▶ **Texto do exercício**:
┌──
Jornal O Globo - RJ - Edição de 12 de abril de 2003

Empresário baiano paga dívida de aposentada
Tulio Muniz
FORTALEZA

Depois de passar dois dias numa cela da Delegacia de Capturas de Fortaleza e outros dois dias em prisão domiciliar por não ter dinheiro para pagar a pensão da neta, a viúva e aposentada Maria Antersile Santana, de 72 anos, já pode respirar mais tranqüila. Albertino Costa, um pequeno empresário de Salvador, depositou ontem R$ 636 na conta de Maria, valor da dívida que levou a Justiça a decretar a prisão da aposentada na segunda-feira, dia 8.

— Fiquei com pena porque ela disse que não tem como pagar e sei que nesse caso a Justiça só solta quando a dívida é paga — disse Costa, que também é funcionário público aposentado.

Assim, Maria foi liberada da prisão domiciliar, mas terá que continuar a pagar a pensão da neta. Caso contrário, volta para trás das grades.
└──
▶ **Registros**:
┌──
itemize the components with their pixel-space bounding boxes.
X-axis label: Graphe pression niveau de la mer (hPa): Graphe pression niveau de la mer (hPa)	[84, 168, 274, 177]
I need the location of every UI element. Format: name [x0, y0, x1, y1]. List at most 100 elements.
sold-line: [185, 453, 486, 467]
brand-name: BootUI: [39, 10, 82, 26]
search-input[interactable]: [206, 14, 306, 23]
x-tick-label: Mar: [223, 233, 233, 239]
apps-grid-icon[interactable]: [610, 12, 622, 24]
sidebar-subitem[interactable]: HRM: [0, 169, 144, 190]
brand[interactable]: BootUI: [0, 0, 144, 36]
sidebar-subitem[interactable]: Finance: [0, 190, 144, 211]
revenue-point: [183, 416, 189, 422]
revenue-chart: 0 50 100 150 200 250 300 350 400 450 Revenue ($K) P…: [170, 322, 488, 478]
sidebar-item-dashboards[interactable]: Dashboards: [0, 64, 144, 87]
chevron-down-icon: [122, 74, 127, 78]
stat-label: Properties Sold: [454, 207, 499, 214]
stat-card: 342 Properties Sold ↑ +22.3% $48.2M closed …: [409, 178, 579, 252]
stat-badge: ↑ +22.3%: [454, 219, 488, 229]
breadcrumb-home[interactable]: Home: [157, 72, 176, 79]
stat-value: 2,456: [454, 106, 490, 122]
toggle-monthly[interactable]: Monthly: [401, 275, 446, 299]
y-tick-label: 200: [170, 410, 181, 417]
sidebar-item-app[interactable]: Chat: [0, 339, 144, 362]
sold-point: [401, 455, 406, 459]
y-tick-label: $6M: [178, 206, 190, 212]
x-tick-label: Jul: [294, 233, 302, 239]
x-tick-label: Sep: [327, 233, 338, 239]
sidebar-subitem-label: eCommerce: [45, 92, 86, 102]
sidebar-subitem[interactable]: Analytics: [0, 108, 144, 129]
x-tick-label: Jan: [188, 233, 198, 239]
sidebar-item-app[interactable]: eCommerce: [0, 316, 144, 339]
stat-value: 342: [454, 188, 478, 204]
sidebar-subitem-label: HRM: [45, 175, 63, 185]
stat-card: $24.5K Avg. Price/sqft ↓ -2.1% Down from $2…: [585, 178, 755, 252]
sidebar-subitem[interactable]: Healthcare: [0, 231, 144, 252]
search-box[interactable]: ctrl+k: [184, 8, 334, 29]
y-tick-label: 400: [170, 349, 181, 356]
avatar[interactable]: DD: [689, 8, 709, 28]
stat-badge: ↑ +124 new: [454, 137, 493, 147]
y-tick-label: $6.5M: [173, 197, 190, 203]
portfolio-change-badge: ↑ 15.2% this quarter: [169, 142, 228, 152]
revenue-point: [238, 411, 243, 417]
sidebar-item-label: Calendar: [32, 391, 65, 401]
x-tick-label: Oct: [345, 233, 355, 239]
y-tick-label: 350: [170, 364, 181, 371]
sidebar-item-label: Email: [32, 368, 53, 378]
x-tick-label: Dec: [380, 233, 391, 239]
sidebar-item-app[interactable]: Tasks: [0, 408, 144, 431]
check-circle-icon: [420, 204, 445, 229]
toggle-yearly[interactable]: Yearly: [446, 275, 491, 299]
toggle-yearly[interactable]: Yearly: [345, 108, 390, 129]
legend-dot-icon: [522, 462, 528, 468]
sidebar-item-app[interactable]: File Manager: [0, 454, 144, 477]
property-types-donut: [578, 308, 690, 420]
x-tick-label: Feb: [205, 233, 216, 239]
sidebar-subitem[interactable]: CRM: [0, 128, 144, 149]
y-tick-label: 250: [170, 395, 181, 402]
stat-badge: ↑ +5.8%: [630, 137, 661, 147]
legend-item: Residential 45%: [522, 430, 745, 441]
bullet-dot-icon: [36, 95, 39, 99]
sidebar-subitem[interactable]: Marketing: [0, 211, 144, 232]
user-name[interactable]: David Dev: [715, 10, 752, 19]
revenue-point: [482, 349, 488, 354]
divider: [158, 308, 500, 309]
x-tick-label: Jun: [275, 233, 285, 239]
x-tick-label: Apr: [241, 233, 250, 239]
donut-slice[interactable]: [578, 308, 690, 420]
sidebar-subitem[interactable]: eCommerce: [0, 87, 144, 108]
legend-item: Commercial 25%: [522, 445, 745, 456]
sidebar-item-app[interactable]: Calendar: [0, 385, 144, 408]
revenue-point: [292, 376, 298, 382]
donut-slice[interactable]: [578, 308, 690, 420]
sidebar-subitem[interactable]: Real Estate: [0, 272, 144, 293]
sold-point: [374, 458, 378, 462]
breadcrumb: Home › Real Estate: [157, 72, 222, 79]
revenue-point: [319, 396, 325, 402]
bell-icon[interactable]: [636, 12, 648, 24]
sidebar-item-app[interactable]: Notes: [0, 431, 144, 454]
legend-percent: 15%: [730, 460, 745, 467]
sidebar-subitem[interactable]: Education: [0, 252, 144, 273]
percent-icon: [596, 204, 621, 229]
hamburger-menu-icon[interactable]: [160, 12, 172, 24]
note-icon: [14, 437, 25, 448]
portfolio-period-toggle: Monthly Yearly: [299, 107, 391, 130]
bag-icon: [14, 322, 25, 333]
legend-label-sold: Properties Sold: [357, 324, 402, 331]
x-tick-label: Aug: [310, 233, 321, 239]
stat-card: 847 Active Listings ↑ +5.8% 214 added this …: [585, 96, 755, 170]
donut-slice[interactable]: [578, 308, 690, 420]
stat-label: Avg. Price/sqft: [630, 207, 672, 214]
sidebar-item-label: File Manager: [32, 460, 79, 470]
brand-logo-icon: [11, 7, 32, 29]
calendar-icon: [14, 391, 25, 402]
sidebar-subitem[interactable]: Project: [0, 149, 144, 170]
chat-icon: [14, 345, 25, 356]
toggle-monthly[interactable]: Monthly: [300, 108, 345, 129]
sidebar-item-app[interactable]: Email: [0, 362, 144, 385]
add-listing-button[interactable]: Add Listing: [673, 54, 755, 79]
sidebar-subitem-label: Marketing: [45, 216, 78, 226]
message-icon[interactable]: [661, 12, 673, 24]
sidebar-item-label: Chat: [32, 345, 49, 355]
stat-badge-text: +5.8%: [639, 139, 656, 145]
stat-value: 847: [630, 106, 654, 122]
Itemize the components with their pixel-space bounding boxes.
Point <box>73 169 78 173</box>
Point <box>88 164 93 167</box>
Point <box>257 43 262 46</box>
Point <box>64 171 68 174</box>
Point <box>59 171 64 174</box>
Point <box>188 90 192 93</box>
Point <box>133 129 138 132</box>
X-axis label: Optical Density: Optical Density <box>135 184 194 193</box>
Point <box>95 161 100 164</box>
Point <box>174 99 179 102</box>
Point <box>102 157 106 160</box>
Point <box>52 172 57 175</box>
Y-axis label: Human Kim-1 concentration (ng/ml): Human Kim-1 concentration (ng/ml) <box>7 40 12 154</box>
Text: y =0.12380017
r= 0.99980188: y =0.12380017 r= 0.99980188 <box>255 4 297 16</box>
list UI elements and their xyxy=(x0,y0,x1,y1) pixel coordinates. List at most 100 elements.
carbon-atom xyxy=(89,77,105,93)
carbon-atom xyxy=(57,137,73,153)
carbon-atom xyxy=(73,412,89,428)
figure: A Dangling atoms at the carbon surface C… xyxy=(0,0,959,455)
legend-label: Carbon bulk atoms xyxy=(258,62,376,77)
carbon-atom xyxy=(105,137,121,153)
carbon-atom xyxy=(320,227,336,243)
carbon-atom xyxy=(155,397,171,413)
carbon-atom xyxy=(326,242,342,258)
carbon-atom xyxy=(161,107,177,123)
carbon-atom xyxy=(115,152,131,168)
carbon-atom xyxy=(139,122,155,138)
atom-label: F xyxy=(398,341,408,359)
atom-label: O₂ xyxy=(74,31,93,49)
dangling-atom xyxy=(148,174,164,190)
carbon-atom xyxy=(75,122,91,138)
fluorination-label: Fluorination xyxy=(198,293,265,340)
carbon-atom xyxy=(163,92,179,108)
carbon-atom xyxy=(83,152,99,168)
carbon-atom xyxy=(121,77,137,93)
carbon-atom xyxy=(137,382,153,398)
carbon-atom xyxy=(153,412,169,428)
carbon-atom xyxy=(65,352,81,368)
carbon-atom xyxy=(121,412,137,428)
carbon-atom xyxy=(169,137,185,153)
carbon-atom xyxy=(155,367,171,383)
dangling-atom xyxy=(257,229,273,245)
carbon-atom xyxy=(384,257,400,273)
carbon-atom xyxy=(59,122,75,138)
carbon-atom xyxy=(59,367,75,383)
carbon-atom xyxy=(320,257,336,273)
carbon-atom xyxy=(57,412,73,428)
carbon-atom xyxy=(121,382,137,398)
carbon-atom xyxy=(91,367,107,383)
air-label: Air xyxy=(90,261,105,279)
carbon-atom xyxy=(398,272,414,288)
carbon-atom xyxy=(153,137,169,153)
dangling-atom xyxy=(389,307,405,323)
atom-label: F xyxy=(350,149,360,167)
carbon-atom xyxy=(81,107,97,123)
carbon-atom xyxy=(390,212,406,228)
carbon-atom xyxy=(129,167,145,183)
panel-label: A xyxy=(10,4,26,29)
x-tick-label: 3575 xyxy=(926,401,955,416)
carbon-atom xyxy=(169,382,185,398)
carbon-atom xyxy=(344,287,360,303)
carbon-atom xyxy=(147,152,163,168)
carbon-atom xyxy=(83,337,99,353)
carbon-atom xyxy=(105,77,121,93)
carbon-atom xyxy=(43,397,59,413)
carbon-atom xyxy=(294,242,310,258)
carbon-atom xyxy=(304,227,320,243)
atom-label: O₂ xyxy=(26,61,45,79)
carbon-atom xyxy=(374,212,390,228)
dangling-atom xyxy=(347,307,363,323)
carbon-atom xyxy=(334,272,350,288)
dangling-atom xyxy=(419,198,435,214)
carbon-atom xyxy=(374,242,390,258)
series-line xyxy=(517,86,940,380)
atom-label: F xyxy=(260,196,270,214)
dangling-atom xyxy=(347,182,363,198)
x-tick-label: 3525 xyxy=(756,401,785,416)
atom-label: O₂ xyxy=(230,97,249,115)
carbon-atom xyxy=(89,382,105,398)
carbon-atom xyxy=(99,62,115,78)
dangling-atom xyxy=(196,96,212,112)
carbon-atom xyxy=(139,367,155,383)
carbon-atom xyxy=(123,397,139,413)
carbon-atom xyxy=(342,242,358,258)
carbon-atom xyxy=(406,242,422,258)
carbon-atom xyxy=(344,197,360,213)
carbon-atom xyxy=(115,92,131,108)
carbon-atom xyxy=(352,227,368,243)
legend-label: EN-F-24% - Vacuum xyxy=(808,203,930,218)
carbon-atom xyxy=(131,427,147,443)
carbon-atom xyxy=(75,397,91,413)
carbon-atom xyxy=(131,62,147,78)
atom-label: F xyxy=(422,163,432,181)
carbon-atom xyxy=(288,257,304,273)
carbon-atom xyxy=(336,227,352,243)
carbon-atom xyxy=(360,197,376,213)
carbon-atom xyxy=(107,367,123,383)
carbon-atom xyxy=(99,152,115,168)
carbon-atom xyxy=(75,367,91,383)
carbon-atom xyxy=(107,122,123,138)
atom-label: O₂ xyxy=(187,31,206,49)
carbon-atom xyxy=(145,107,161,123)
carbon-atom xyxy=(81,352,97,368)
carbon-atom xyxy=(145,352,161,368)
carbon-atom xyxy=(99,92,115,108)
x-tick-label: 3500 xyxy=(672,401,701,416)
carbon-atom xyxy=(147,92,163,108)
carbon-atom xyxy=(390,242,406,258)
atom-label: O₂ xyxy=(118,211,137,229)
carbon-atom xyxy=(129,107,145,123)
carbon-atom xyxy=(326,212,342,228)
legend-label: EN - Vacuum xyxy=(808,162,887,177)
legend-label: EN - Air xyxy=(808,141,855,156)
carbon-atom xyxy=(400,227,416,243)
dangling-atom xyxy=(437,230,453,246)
└──
Continue, por favor, a notícia sobre a aposentada presa por dívida de pensão, a partir da última frase apresentada.

▶ **Resposta da tarefa**:
— Ele é uma pessoa de bom coração. Mas só quero me ver livre dessa situação — disse a aposentada.

Ela foi condenada a pagar a pensão alimentícia dos meses de março, abril e maio de 2002 à neta Jeane, de 14 anos, que vive com a mãe no interior de Santa Catarina. O pai da menina e filho de Maria, Francisco Rosemberg Santana, vive no Rio e não foi encontrado pela polícia. A Justiça entendeu que, nesse caso, a dívida era responsabilidade da avó.

 

Idosa vende sanduíche para complementar a renda

 

A defesa de Maria vai alegar que ela não tem como arcar com a pensão da neta porque recebe apenas R$ 915 da pensão deixada pelo marido militar. Para complementar a renda, a aposentada vende sanduíches na Praia do Futuro, na capital cearense.

— É uma situação difícil porque ela tem que sustentar a si própria e aos pais, de 95 e 93 anos, que não podem sobreviver sozinhos — disse a advogada da aposentada, Daniele Ximenes.

Maria só saiu da cadeia porque o próprio delegado, Wilder Brito, pediu a prisão domiciliar e foi atendido pela 16 Vara de Justiça. Apesar de ter permanecido em casa durante dois dias por causa da prisão domiciliar, ela não chegou a ser vigiada pela polícia.